**WHAT IS EXPECTED:**
The entries need to be copied exactly.

### SUPPLIED RECORDS

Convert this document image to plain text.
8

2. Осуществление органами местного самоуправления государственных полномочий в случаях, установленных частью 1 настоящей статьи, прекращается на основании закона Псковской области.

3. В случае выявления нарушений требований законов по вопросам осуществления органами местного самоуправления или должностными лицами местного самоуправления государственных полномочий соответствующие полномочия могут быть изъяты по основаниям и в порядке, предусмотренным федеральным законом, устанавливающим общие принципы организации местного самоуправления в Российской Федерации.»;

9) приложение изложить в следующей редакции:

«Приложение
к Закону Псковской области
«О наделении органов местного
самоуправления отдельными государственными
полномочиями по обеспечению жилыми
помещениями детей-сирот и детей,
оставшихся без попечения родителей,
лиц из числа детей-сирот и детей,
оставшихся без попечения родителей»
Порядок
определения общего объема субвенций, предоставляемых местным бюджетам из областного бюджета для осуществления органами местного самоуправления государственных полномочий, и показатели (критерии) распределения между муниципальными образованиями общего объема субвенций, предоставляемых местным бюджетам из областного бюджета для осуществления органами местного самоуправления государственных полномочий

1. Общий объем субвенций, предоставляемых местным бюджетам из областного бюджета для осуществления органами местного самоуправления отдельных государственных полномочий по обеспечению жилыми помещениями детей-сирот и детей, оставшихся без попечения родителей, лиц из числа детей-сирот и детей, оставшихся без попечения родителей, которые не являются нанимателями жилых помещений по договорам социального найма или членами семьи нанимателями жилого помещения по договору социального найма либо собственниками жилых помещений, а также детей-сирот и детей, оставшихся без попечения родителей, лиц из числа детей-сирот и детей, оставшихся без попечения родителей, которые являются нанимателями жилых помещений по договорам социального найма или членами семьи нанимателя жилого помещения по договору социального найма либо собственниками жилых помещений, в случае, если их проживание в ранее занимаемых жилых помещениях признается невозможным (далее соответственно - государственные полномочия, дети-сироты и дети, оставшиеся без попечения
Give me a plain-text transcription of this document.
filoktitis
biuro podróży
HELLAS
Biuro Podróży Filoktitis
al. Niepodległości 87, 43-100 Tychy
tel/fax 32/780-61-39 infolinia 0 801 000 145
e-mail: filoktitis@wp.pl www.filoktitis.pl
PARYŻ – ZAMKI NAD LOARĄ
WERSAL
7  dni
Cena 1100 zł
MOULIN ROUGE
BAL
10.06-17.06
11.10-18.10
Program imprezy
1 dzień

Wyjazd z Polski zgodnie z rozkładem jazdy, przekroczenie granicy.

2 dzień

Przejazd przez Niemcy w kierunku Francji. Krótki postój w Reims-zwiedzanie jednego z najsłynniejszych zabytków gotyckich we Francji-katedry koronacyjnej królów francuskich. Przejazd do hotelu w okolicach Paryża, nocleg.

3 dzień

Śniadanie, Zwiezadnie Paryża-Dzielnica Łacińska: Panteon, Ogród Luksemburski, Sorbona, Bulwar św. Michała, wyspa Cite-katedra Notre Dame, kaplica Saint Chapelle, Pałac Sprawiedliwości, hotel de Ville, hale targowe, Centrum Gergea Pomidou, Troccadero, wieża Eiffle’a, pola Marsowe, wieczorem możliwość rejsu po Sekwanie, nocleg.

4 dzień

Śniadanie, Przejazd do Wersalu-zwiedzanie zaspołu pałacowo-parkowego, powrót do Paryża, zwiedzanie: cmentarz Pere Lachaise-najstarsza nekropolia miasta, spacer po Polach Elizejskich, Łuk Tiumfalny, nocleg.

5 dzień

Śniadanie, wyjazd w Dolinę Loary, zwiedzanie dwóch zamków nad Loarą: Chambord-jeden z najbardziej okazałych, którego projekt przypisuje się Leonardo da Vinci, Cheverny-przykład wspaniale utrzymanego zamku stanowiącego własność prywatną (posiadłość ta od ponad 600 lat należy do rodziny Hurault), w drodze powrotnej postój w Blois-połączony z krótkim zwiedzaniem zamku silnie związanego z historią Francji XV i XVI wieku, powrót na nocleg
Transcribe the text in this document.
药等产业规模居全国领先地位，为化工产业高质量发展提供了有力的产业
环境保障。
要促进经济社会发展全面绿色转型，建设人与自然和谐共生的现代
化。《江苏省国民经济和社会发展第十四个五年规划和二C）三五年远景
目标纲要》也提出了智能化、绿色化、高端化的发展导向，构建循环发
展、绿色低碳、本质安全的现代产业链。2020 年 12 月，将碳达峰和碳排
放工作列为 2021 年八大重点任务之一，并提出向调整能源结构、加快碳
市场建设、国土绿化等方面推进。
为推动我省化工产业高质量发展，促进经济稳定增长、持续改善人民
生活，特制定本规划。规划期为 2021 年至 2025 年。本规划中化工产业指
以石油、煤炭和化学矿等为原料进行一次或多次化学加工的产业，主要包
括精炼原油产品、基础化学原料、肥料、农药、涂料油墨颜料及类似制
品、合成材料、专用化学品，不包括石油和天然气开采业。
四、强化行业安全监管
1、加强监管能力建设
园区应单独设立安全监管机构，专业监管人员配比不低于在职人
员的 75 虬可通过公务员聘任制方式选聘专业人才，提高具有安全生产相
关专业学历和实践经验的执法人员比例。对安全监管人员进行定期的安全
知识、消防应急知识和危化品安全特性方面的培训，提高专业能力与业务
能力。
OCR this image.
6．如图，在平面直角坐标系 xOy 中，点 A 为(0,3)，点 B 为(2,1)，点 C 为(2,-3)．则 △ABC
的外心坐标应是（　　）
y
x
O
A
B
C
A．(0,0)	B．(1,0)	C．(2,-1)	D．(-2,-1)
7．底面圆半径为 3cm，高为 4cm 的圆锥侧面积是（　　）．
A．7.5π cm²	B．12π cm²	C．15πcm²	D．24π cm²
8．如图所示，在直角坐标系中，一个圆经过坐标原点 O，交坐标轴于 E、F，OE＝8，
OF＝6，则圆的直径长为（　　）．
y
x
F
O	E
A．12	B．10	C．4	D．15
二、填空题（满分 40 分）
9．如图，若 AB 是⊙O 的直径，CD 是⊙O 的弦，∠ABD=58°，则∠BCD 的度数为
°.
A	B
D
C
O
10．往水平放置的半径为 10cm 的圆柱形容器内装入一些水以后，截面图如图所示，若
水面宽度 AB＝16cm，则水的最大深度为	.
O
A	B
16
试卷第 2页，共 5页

######

**SOLUTION BELOW:**
Convert this document image to plain text.
8

2. Осуществление органами местного самоуправления государственных полномочий в случаях, установленных частью 1 настоящей статьи, прекращается на основании закона Псковской области.

3. В случае выявления нарушений требований законов по вопросам осуществления органами местного самоуправления или должностными лицами местного самоуправления государственных полномочий соответствующие полномочия могут быть изъяты по основаниям и в порядке, предусмотренным федеральным законом, устанавливающим общие принципы организации местного самоуправления в Российской Федерации.»;

9) приложение изложить в следующей редакции:

«Приложение
к Закону Псковской области
«О наделении органов местного
самоуправления отдельными государственными
полномочиями по обеспечению жилыми
помещениями детей-сирот и детей,
оставшихся без попечения родителей,
лиц из числа детей-сирот и детей,
оставшихся без попечения родителей»
Порядок
определения общего объема субвенций, предоставляемых местным бюджетам из областного бюджета для осуществления органами местного самоуправления государственных полномочий, и показатели (критерии) распределения между муниципальными образованиями общего объема субвенций, предоставляемых местным бюджетам из областного бюджета для осуществления органами местного самоуправления государственных полномочий

1. Общий объем субвенций, предоставляемых местным бюджетам из областного бюджета для осуществления органами местного самоуправления отдельных государственных полномочий по обеспечению жилыми помещениями детей-сирот и детей, оставшихся без попечения родителей, лиц из числа детей-сирот и детей, оставшихся без попечения родителей, которые не являются нанимателями жилых помещений по договорам социального найма или членами семьи нанимателями жилого помещения по договору социального найма либо собственниками жилых помещений, а также детей-сирот и детей, оставшихся без попечения родителей, лиц из числа детей-сирот и детей, оставшихся без попечения родителей, которые являются нанимателями жилых помещений по договорам социального найма или членами семьи нанимателя жилого помещения по договору социального найма либо собственниками жилых помещений, в случае, если их проживание в ранее занимаемых жилых помещениях признается невозможным (далее соответственно - государственные полномочия, дети-сироты и дети, оставшиеся без попечения
Give me a plain-text transcription of this document.
filoktitis
biuro podróży
HELLAS
Biuro Podróży Filoktitis
al. Niepodległości 87, 43-100 Tychy
tel/fax 32/780-61-39 infolinia 0 801 000 145
e-mail: filoktitis@wp.pl www.filoktitis.pl
PARYŻ – ZAMKI NAD LOARĄ
WERSAL
7  dni
Cena 1100 zł
MOULIN ROUGE
BAL
10.06-17.06
11.10-18.10
Program imprezy
1 dzień

Wyjazd z Polski zgodnie z rozkładem jazdy, przekroczenie granicy.

2 dzień

Przejazd przez Niemcy w kierunku Francji. Krótki postój w Reims-zwiedzanie jednego z najsłynniejszych zabytków gotyckich we Francji-katedry koronacyjnej królów francuskich. Przejazd do hotelu w okolicach Paryża, nocleg.

3 dzień

Śniadanie, Zwiezadnie Paryża-Dzielnica Łacińska: Panteon, Ogród Luksemburski, Sorbona, Bulwar św. Michała, wyspa Cite-katedra Notre Dame, kaplica Saint Chapelle, Pałac Sprawiedliwości, hotel de Ville, hale targowe, Centrum Gergea Pomidou, Troccadero, wieża Eiffle’a, pola Marsowe, wieczorem możliwość rejsu po Sekwanie, nocleg.

4 dzień

Śniadanie, Przejazd do Wersalu-zwiedzanie zaspołu pałacowo-parkowego, powrót do Paryża, zwiedzanie: cmentarz Pere Lachaise-najstarsza nekropolia miasta, spacer po Polach Elizejskich, Łuk Tiumfalny, nocleg.

5 dzień

Śniadanie, wyjazd w Dolinę Loary, zwiedzanie dwóch zamków nad Loarą: Chambord-jeden z najbardziej okazałych, którego projekt przypisuje się Leonardo da Vinci, Cheverny-przykład wspaniale utrzymanego zamku stanowiącego własność prywatną (posiadłość ta od ponad 600 lat należy do rodziny Hurault), w drodze powrotnej postój w Blois-połączony z krótkim zwiedzaniem zamku silnie związanego z historią Francji XV i XVI wieku, powrót na nocleg
Transcribe the text in this document.
药等产业规模居全国领先地位，为化工产业高质量发展提供了有力的产业
环境保障。
要促进经济社会发展全面绿色转型，建设人与自然和谐共生的现代
化。《江苏省国民经济和社会发展第十四个五年规划和二C）三五年远景
目标纲要》也提出了智能化、绿色化、高端化的发展导向，构建循环发
展、绿色低碳、本质安全的现代产业链。2020 年 12 月，将碳达峰和碳排
放工作列为 2021 年八大重点任务之一，并提出向调整能源结构、加快碳
市场建设、国土绿化等方面推进。
为推动我省化工产业高质量发展，促进经济稳定增长、持续改善人民
生活，特制定本规划。规划期为 2021 年至 2025 年。本规划中化工产业指
以石油、煤炭和化学矿等为原料进行一次或多次化学加工的产业，主要包
括精炼原油产品、基础化学原料、肥料、农药、涂料油墨颜料及类似制
品、合成材料、专用化学品，不包括石油和天然气开采业。
四、强化行业安全监管
1、加强监管能力建设
园区应单独设立安全监管机构，专业监管人员配比不低于在职人
员的 75 虬可通过公务员聘任制方式选聘专业人才，提高具有安全生产相
关专业学历和实践经验的执法人员比例。对安全监管人员进行定期的安全
知识、消防应急知识和危化品安全特性方面的培训，提高专业能力与业务
能力。
OCR this image.
6．如图，在平面直角坐标系 xOy 中，点 A 为(0,3)，点 B 为(2,1)，点 C 为(2,-3)．则 △ABC
的外心坐标应是（　　）
y
x
O
A
B
C
A．(0,0)	B．(1,0)	C．(2,-1)	D．(-2,-1)
7．底面圆半径为 3cm，高为 4cm 的圆锥侧面积是（　　）．
A．7.5π cm²	B．12π cm²	C．15πcm²	D．24π cm²
8．如图所示，在直角坐标系中，一个圆经过坐标原点 O，交坐标轴于 E、F，OE＝8，
OF＝6，则圆的直径长为（　　）．
y
x
F
O	E
A．12	B．10	C．4	D．15
二、填空题（满分 40 分）
9．如图，若 AB 是⊙O 的直径，CD 是⊙O 的弦，∠ABD=58°，则∠BCD 的度数为
°.
A	B
D
C
O
10．往水平放置的半径为 10cm 的圆柱形容器内装入一些水以后，截面图如图所示，若
水面宽度 AB＝16cm，则水的最大深度为	.
O
A	B
16
试卷第 2页，共 5页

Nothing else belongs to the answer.